-- start GIVEN RECORDS --
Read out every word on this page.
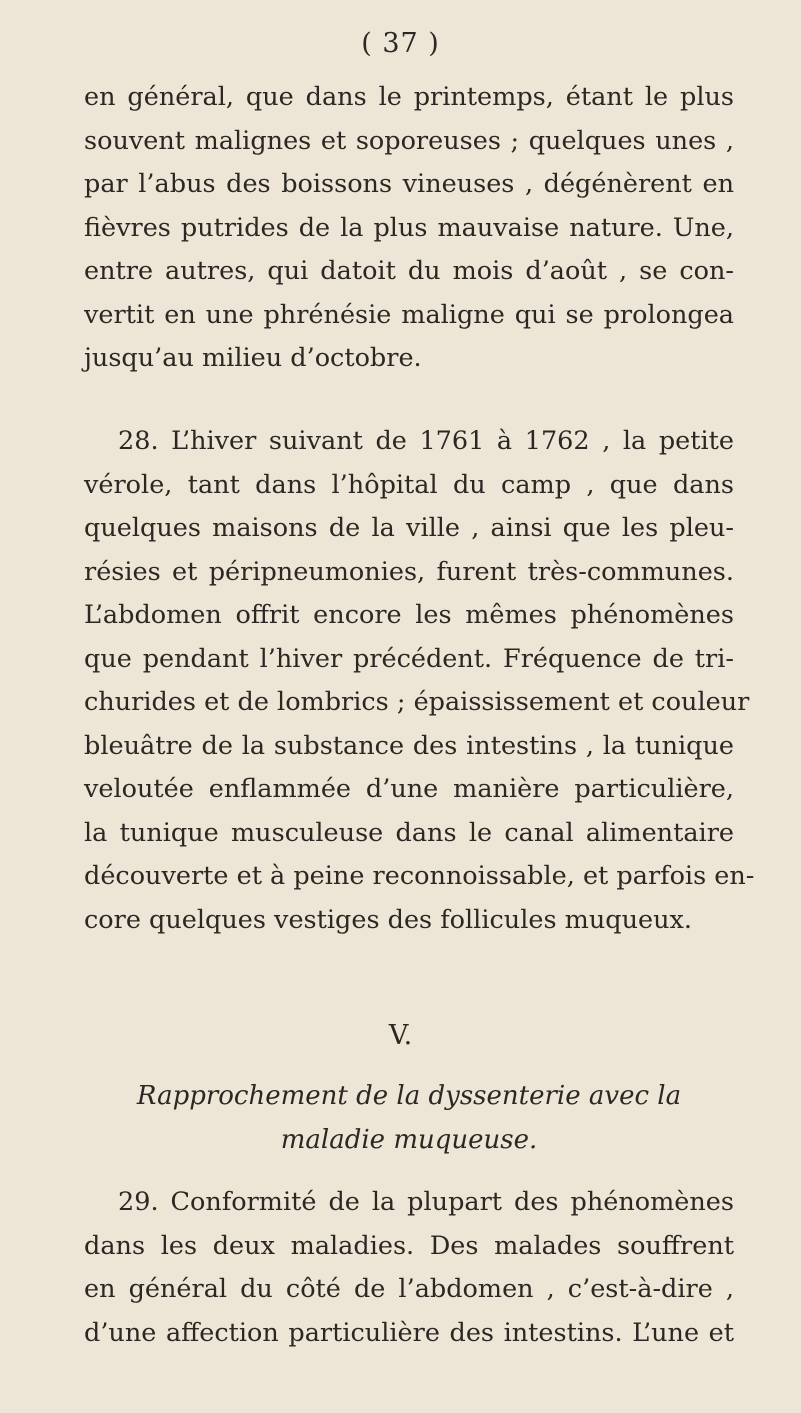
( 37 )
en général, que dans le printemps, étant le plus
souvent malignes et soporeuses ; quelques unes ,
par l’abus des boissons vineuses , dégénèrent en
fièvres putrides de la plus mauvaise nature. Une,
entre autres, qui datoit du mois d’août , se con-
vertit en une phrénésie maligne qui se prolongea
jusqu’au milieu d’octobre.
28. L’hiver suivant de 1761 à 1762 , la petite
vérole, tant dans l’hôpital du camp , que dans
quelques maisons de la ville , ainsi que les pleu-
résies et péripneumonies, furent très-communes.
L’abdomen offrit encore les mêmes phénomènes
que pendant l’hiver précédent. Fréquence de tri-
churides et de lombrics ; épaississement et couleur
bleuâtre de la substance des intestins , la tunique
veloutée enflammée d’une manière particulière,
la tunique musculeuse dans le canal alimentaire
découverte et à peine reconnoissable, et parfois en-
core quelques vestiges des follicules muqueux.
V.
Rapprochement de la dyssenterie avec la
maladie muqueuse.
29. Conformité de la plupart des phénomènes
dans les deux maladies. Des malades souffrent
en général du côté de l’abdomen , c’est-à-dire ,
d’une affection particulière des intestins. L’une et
-- end GIVEN RECORDS --
-- start GIVEN RECORDS --
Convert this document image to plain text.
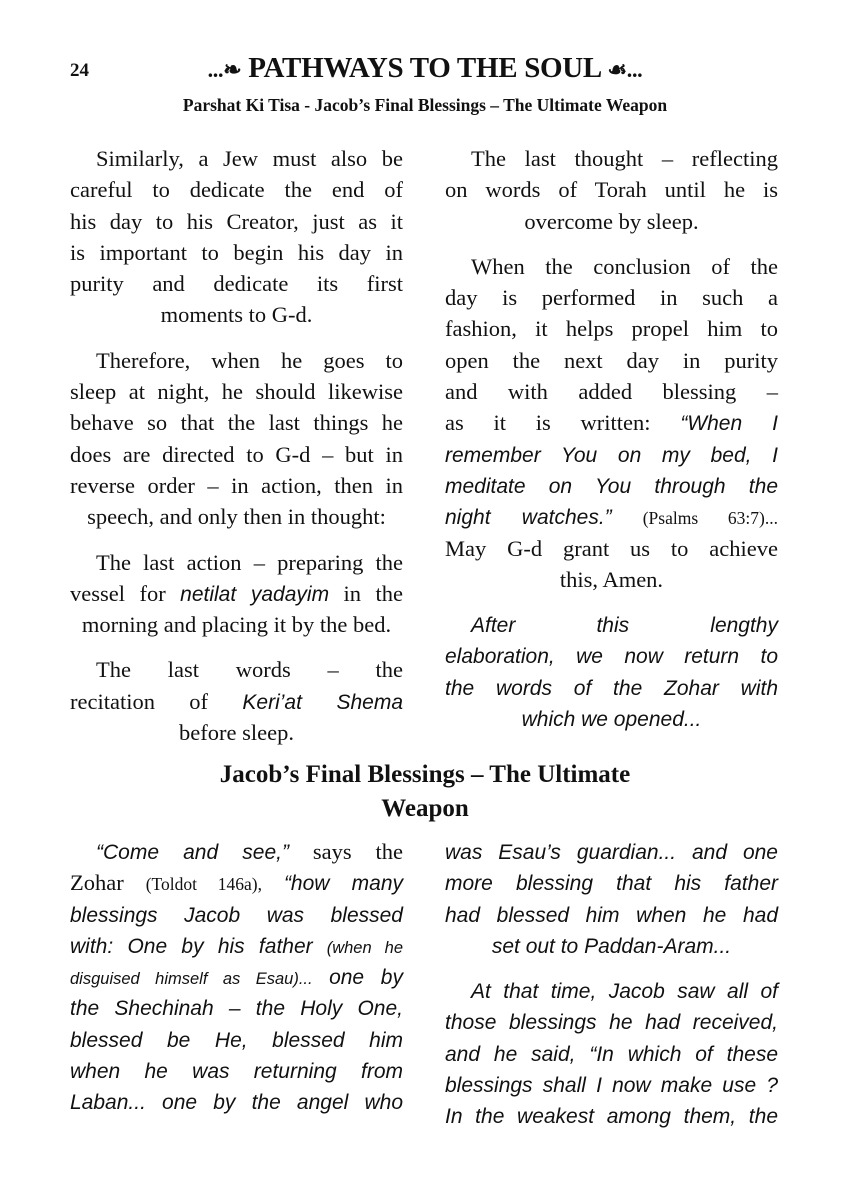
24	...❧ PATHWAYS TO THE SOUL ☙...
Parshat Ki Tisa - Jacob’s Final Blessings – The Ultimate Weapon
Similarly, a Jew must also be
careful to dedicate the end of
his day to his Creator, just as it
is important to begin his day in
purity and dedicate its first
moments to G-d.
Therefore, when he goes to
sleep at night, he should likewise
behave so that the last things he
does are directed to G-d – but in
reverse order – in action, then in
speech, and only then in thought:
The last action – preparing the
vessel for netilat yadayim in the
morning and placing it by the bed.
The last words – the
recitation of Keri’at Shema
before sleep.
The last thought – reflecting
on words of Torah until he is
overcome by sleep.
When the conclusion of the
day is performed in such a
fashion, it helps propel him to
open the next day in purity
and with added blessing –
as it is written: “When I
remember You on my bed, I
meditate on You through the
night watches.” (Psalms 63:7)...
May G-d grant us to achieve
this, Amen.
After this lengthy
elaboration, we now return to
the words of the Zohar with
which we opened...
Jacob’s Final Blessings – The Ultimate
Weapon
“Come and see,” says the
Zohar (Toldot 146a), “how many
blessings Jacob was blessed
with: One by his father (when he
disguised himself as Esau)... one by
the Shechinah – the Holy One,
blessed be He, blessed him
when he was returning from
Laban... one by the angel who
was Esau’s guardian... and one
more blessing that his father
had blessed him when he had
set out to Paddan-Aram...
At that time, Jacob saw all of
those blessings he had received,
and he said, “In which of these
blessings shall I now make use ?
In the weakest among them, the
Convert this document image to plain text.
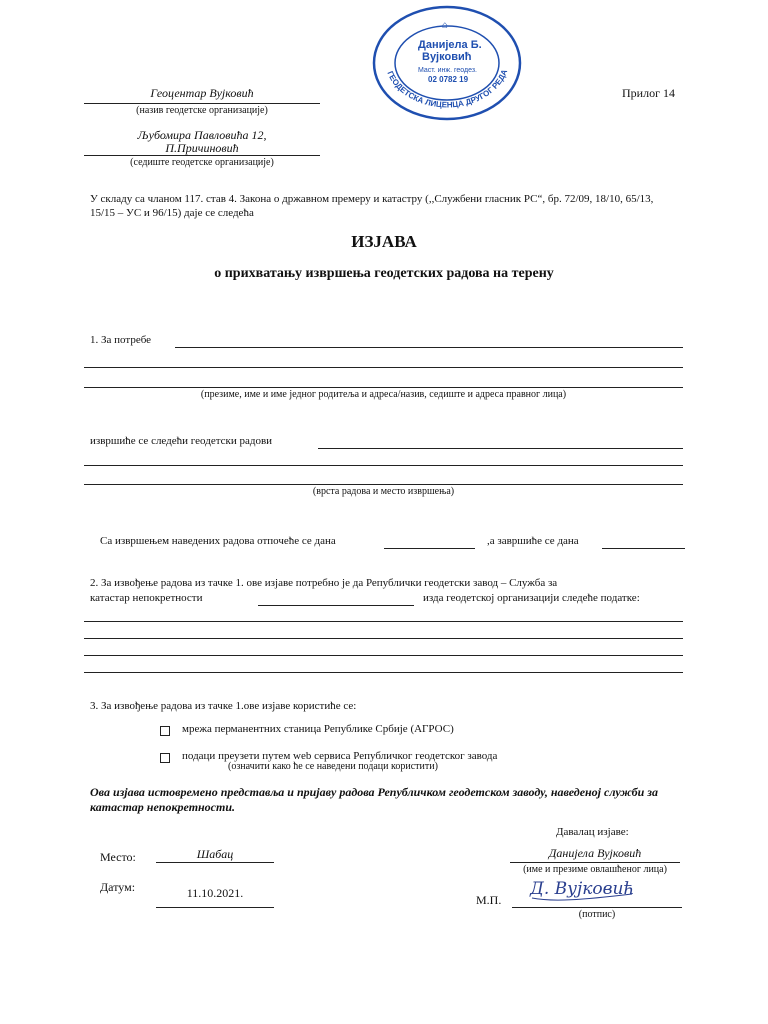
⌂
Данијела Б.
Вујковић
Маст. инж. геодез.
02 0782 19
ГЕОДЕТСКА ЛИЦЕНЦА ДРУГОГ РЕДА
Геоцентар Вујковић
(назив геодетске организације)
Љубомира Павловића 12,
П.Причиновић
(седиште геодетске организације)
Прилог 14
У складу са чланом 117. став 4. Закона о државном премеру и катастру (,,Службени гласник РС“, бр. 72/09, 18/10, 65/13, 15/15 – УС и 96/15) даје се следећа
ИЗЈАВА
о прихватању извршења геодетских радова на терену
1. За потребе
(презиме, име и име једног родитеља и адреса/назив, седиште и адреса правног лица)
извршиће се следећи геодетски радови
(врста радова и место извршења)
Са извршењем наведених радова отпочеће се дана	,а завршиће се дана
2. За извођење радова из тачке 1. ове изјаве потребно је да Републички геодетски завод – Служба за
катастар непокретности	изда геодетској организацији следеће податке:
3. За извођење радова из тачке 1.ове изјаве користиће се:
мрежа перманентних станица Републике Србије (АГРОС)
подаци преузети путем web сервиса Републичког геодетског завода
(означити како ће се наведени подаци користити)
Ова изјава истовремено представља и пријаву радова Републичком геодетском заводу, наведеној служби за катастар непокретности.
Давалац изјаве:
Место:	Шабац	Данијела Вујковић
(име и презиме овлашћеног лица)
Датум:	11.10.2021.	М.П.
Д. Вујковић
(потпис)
-- end GIVEN RECORDS --
Find the lines holding "intestins" and list every one.

SOLUTION BELOW:
bleuâtre de la substance des intestins , la tunique
d’une affection particulière des intestins. L’une et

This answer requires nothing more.